Short problem:
Your answer is a single number: the count of lines that contain the string "ежегодного".

Records provided:

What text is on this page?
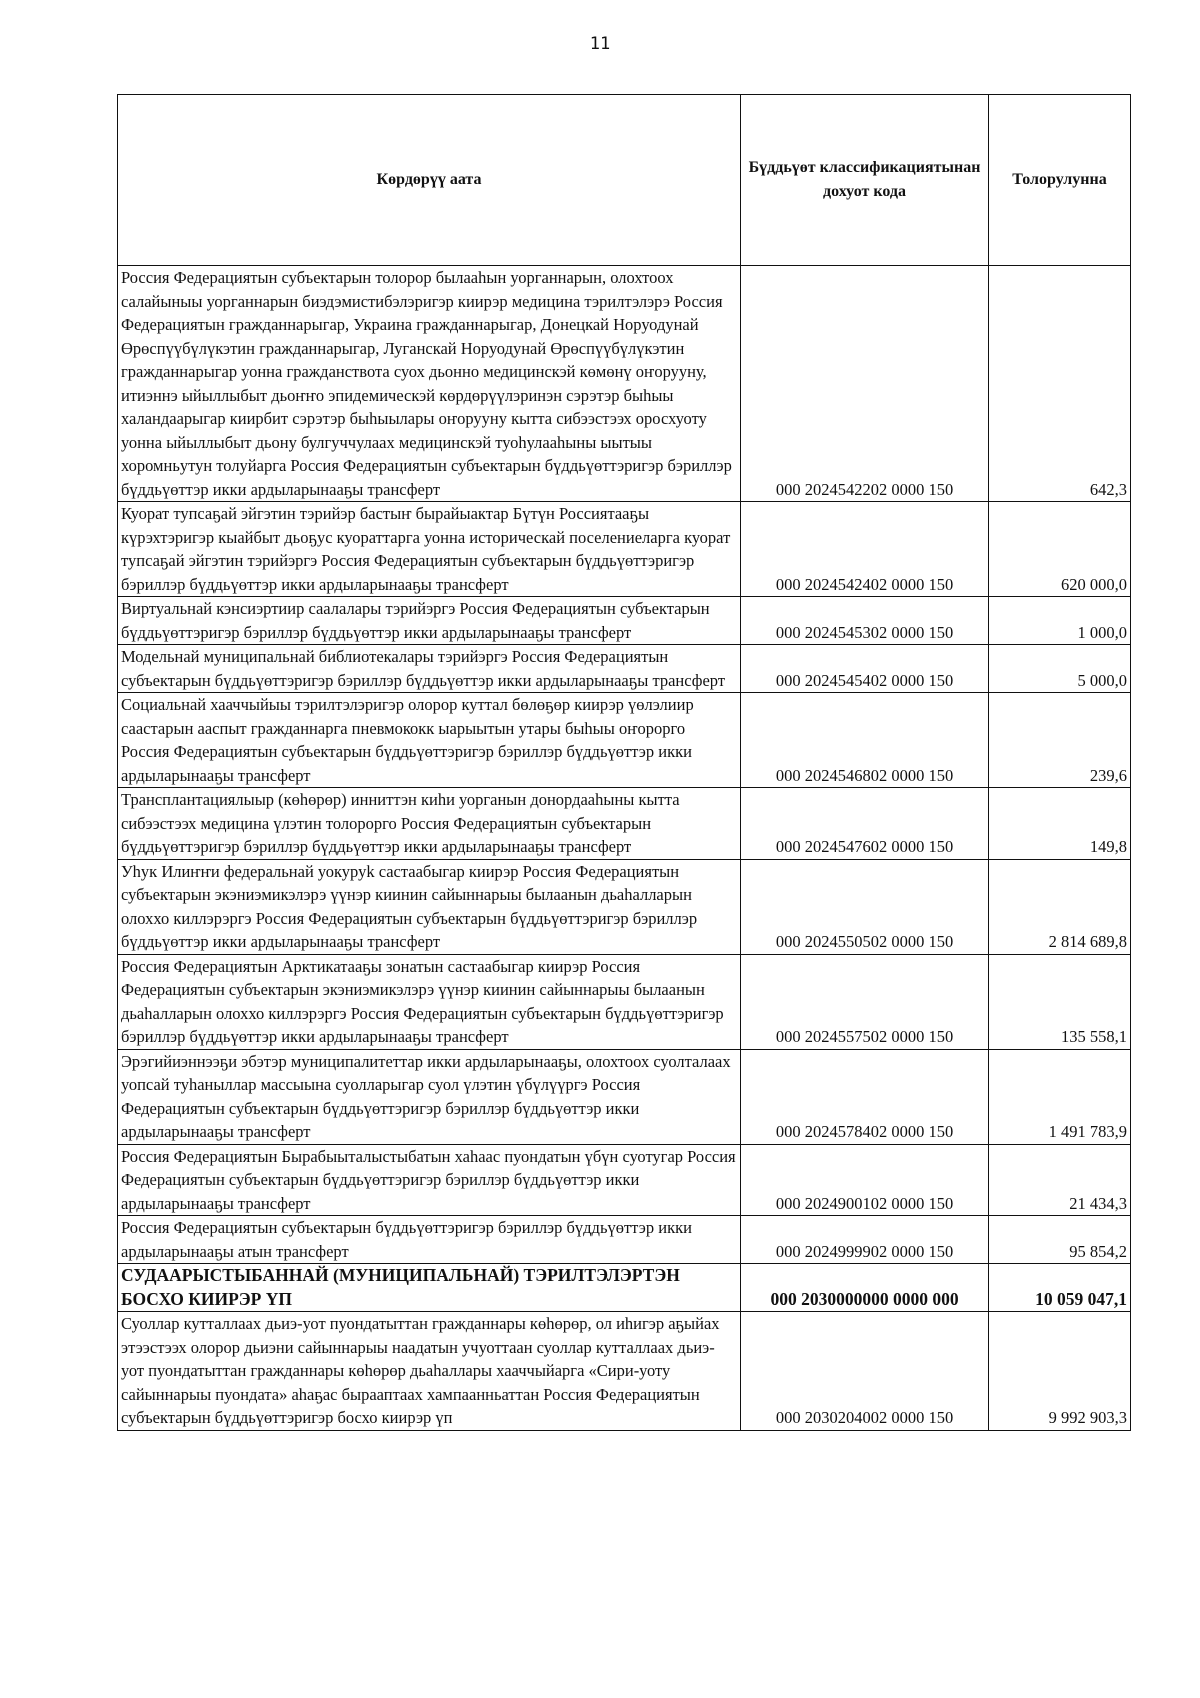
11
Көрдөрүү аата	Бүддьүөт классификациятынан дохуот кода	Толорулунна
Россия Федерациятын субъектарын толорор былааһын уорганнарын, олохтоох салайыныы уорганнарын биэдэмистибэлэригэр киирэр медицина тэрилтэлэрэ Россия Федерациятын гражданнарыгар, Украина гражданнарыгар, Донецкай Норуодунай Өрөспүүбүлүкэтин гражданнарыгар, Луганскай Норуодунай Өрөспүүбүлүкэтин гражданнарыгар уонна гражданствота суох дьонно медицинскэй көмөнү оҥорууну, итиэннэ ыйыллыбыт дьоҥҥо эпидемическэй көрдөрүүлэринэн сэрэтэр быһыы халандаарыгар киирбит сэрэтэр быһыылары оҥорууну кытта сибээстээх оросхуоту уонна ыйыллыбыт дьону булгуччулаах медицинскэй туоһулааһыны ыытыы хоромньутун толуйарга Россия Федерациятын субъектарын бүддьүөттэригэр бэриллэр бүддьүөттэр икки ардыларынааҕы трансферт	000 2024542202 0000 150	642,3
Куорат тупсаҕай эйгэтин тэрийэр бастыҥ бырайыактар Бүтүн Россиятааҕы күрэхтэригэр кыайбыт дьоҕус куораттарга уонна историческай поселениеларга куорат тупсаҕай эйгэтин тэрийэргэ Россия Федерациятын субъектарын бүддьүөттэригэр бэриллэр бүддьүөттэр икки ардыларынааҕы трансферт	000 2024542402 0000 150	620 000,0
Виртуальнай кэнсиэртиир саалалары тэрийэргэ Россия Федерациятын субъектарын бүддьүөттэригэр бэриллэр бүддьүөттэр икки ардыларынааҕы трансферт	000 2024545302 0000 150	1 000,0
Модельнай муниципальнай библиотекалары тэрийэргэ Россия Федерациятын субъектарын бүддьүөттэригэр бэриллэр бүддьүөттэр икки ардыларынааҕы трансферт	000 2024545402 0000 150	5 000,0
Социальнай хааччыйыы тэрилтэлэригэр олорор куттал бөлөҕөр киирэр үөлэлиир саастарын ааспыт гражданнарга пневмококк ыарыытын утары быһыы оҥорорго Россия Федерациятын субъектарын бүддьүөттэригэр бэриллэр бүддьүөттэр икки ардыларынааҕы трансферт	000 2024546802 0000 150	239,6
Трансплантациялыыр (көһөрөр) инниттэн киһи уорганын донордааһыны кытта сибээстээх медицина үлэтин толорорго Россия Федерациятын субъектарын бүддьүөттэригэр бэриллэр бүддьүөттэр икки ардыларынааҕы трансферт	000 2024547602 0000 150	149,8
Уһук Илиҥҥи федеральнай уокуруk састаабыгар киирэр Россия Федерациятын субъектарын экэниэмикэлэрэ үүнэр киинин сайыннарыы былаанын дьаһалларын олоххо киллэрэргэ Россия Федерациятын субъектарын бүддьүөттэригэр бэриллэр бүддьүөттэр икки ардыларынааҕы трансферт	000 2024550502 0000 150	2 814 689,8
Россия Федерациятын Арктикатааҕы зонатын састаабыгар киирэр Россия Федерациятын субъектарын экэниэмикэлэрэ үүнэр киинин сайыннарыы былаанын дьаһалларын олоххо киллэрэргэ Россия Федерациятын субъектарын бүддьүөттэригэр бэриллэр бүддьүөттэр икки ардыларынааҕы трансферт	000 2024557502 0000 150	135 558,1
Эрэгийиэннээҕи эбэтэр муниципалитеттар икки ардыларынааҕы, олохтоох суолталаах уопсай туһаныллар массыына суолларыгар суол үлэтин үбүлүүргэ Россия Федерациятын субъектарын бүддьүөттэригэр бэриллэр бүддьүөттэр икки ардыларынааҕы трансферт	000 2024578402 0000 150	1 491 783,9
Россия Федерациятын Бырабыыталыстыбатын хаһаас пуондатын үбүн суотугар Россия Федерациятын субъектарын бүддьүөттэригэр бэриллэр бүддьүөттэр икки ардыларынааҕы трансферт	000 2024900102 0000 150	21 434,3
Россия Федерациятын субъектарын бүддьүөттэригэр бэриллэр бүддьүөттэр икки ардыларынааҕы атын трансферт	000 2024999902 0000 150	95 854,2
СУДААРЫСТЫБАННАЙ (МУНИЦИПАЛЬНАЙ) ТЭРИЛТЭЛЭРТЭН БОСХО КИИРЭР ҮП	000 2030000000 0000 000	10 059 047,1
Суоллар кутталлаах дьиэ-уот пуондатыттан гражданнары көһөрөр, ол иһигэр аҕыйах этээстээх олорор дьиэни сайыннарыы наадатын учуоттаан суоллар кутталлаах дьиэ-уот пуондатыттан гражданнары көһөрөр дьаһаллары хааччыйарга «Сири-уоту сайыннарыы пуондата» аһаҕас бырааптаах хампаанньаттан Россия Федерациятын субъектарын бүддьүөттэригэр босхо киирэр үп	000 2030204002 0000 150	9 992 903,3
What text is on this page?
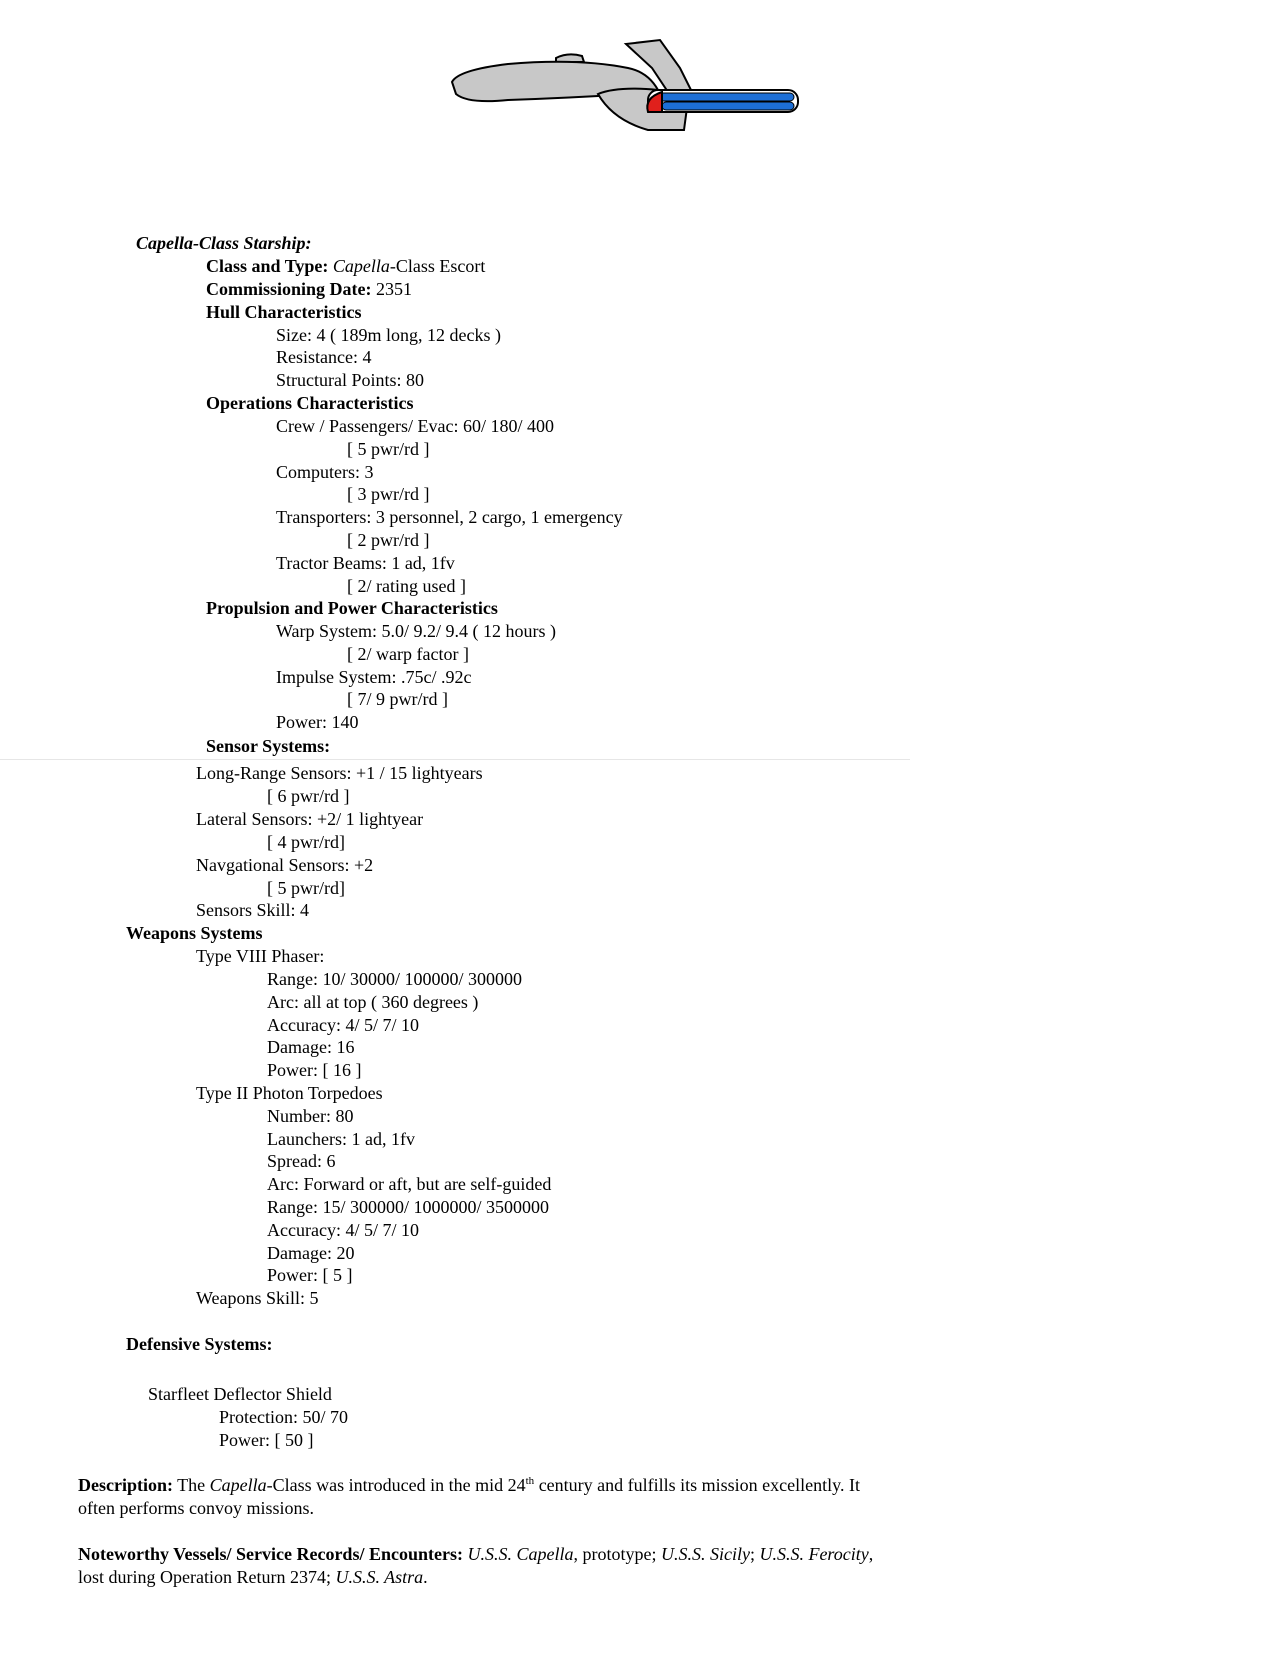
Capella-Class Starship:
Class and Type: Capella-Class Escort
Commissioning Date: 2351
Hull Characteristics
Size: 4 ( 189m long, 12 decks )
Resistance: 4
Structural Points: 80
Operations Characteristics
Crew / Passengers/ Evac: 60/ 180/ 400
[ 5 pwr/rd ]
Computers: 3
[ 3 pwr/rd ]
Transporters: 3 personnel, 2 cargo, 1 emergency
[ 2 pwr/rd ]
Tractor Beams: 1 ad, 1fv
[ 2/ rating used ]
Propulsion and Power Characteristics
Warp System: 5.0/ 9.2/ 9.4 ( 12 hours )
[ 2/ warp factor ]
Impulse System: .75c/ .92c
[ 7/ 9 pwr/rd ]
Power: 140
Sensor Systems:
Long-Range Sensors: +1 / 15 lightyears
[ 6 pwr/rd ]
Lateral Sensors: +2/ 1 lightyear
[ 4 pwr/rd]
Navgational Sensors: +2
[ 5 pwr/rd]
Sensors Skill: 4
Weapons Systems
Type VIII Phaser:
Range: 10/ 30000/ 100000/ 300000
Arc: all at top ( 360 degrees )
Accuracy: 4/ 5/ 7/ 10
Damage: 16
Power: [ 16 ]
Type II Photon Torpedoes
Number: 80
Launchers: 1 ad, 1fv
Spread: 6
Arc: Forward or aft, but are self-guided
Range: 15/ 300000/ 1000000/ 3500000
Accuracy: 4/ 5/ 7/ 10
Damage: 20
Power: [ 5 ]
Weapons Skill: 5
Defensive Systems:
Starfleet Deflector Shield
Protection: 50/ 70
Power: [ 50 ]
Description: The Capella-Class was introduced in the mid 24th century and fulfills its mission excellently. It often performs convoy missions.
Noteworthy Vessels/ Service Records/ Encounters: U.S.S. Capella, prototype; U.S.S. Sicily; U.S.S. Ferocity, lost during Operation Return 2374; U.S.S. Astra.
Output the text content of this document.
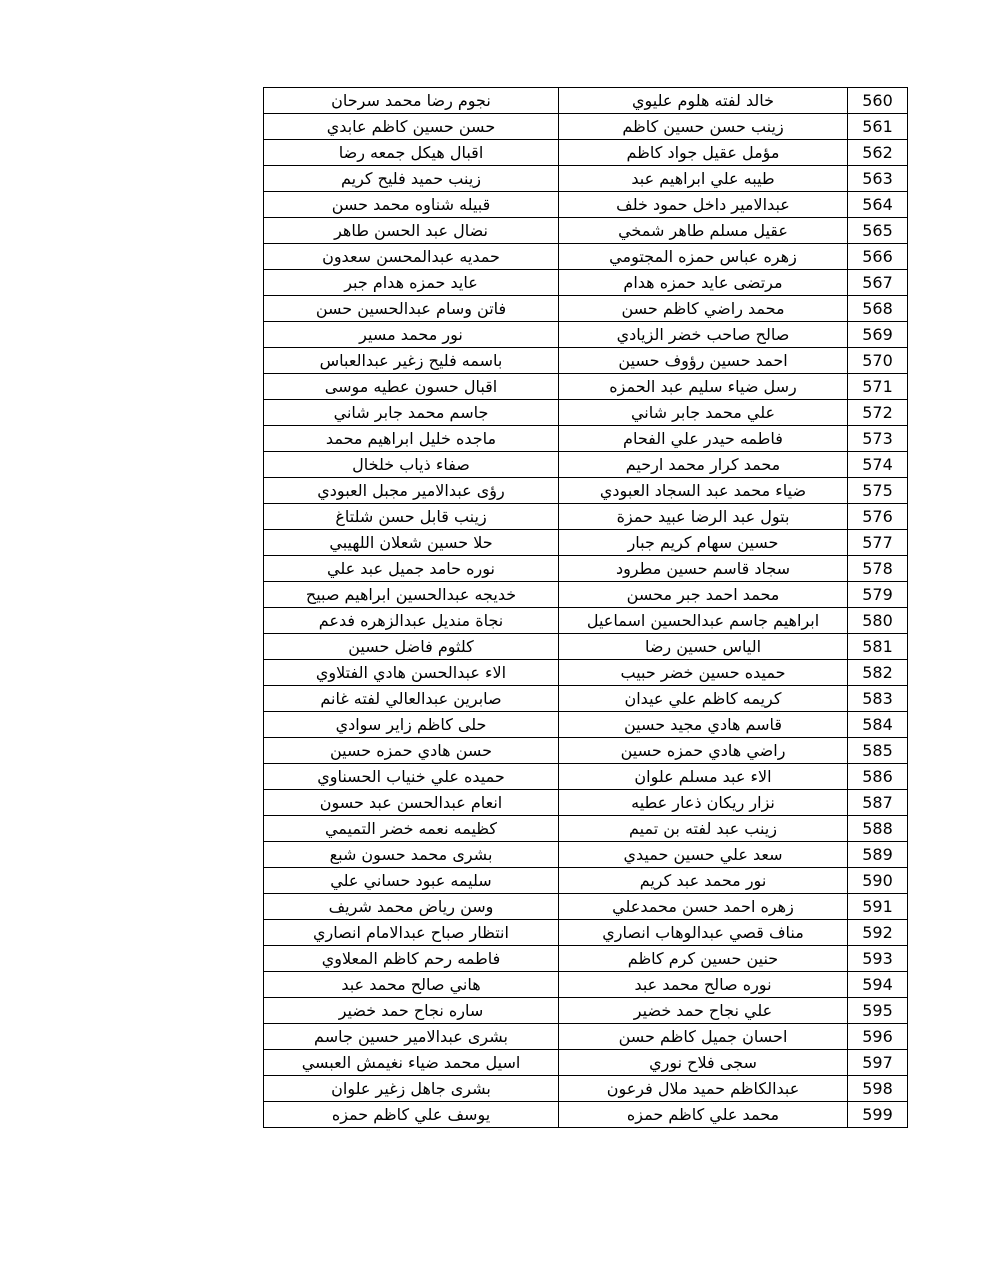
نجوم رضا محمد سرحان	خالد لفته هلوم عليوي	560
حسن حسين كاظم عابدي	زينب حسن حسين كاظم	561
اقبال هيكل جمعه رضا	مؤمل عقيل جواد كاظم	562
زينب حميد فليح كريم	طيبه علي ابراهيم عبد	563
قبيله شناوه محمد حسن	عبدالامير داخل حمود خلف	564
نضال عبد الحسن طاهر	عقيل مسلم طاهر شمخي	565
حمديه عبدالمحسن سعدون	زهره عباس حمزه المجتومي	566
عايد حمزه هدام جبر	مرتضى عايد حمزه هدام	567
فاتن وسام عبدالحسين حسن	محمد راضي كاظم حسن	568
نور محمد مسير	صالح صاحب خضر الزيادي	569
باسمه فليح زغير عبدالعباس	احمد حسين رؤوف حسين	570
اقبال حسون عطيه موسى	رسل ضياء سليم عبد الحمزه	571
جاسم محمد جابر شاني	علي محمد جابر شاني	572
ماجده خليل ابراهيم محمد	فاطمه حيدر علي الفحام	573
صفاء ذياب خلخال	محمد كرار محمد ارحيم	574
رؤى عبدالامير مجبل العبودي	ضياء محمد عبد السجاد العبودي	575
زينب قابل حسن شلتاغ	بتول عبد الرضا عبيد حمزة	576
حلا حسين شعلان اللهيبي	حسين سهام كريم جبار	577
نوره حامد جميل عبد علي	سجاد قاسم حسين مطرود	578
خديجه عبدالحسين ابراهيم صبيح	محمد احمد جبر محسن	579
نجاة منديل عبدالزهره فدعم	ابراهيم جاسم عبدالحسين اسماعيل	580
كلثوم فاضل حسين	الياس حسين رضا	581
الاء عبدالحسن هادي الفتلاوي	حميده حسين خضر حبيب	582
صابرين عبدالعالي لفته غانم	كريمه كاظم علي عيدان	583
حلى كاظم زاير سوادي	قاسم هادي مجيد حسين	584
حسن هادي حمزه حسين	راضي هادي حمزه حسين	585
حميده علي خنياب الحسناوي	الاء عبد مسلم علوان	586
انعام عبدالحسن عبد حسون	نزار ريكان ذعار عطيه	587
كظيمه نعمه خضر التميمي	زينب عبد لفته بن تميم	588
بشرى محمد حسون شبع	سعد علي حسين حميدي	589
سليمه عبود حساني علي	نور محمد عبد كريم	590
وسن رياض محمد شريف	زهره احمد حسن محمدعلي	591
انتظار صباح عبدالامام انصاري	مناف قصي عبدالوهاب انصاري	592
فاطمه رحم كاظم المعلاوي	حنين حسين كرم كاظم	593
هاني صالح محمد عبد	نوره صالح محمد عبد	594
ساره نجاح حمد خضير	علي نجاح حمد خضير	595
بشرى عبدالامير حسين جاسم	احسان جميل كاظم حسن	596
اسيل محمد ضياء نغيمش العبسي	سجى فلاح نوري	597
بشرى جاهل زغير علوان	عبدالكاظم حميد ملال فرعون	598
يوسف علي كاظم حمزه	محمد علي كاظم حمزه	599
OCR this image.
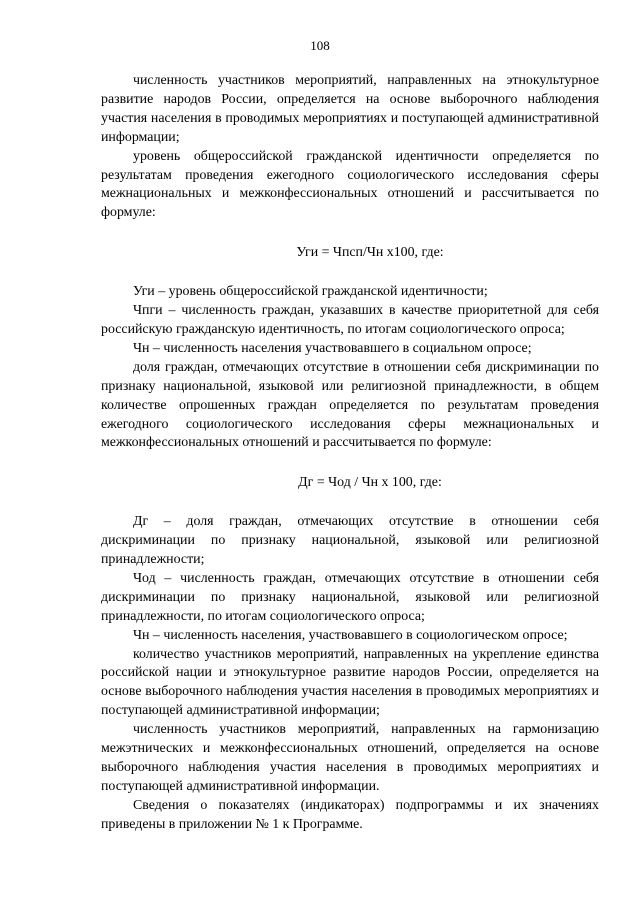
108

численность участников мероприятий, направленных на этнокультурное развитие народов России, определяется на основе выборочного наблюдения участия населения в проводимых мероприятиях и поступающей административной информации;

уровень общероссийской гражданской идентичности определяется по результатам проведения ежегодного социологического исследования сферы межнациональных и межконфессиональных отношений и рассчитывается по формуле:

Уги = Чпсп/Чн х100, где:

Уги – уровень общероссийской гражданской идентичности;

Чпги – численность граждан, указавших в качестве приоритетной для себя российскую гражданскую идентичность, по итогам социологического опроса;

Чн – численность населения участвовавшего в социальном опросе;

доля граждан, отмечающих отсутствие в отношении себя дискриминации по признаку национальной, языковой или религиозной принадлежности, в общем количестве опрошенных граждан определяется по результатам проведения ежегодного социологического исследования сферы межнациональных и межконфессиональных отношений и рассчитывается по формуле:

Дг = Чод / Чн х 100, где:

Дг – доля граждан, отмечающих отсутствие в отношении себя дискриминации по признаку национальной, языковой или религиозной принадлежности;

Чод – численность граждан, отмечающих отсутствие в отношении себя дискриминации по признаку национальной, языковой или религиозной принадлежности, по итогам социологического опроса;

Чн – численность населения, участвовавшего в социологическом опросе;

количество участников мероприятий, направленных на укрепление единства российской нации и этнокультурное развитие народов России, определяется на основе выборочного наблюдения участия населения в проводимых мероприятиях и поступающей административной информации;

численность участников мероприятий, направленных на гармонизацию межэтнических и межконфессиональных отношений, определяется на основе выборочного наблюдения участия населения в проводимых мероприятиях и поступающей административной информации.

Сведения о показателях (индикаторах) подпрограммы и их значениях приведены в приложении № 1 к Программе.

Output for this exercise:
2